Given problem: In the listing that follows, how many lines contain the string "κάτοικοι"? Provide only the number.

[Collection entries]
____

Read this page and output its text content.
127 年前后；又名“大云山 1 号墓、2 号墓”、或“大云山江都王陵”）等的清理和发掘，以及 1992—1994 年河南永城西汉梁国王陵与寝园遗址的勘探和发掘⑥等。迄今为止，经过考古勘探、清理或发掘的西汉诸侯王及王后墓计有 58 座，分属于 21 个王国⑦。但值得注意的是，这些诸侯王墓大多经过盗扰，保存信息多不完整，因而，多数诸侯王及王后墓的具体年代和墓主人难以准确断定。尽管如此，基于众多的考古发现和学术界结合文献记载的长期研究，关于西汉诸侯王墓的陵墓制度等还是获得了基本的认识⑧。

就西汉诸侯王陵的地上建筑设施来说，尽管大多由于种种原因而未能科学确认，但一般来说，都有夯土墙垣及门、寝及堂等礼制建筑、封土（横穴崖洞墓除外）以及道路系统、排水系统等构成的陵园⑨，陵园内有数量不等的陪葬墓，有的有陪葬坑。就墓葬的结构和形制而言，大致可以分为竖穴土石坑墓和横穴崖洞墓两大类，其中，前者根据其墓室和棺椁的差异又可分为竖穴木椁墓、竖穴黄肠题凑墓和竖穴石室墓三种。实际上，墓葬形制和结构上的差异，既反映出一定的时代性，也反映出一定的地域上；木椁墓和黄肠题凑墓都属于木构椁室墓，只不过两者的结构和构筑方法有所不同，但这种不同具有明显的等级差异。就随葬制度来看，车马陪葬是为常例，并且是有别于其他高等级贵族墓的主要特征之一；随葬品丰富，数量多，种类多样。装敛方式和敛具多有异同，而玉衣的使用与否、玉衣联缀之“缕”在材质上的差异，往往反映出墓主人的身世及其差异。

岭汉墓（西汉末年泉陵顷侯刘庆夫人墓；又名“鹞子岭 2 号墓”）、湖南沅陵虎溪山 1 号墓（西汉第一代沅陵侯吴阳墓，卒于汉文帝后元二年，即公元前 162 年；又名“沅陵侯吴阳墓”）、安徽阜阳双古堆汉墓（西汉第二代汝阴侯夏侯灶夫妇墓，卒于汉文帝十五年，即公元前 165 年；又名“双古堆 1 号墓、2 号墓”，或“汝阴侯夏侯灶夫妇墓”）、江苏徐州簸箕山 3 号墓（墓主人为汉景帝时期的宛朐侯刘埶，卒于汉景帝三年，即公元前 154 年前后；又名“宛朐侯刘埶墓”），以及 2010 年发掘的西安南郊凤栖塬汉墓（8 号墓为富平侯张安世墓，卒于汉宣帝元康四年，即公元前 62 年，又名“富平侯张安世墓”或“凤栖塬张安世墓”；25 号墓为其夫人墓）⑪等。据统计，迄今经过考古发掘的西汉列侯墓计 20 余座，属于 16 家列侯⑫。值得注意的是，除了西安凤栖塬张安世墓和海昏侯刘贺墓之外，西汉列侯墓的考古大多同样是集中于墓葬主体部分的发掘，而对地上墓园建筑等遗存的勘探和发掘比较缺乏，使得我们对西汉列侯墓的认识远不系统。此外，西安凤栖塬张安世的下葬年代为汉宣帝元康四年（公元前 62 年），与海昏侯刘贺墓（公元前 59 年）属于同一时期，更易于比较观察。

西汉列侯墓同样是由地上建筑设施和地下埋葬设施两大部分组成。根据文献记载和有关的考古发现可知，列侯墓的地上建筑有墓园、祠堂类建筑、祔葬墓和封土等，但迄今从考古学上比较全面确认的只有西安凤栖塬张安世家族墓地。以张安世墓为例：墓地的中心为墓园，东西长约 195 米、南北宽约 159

____

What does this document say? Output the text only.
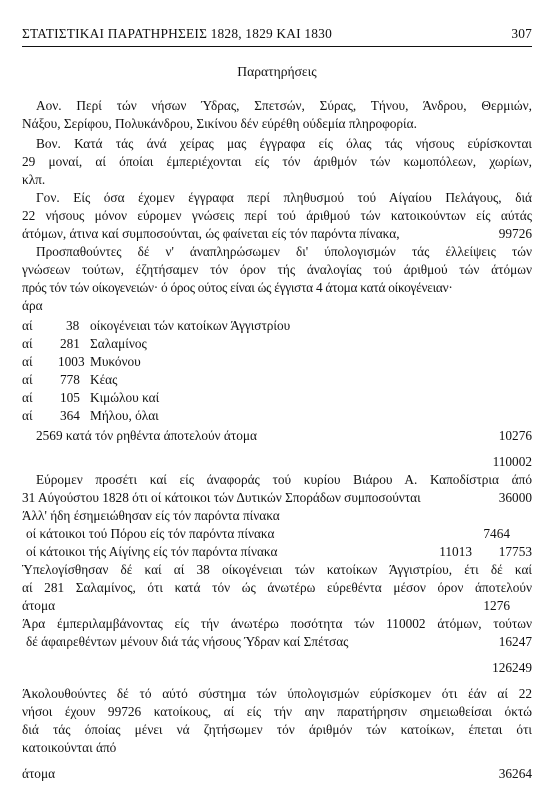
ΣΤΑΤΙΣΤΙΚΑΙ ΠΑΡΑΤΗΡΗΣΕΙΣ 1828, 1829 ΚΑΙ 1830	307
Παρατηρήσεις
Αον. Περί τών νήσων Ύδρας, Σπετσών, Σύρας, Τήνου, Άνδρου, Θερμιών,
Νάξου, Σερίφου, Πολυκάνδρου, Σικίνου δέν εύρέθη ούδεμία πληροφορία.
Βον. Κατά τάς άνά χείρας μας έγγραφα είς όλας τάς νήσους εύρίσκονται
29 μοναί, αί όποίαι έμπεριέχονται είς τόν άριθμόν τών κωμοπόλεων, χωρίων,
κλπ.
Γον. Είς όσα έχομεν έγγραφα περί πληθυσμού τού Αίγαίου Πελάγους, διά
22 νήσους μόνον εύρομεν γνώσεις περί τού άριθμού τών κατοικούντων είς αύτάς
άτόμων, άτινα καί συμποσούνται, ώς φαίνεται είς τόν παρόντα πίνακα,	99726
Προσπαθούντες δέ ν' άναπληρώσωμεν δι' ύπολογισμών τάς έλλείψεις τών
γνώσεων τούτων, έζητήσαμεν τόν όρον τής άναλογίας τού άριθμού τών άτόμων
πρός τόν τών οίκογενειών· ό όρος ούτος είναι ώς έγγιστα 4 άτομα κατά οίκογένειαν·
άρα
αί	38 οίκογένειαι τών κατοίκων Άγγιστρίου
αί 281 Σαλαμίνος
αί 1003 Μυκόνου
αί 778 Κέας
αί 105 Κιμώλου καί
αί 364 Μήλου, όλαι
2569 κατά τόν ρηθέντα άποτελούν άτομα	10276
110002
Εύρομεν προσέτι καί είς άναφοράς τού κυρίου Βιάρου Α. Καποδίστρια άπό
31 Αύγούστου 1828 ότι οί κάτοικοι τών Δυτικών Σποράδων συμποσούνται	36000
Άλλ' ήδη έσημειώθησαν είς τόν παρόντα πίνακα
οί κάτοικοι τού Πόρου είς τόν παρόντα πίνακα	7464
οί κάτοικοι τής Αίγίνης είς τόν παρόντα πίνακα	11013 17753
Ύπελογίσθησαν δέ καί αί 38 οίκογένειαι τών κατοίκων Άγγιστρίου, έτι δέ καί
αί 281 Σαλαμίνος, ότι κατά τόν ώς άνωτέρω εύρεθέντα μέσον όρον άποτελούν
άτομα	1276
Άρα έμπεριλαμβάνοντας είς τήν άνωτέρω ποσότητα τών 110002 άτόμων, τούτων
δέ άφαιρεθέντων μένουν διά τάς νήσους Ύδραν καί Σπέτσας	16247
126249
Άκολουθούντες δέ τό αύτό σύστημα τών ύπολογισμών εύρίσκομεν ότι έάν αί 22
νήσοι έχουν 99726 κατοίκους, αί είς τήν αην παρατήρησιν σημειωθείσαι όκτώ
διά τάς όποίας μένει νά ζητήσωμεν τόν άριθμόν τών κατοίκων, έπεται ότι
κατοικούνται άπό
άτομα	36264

____

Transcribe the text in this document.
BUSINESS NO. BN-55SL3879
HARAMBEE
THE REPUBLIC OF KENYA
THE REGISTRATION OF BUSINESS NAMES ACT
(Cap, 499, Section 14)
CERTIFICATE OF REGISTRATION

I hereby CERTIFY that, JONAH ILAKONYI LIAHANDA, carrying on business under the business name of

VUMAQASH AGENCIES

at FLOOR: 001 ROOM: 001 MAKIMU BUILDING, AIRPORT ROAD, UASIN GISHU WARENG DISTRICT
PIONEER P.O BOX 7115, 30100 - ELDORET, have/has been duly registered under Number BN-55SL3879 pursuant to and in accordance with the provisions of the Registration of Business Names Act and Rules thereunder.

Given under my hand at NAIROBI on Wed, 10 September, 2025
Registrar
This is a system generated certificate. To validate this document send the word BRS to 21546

____

Solution for this problem: 3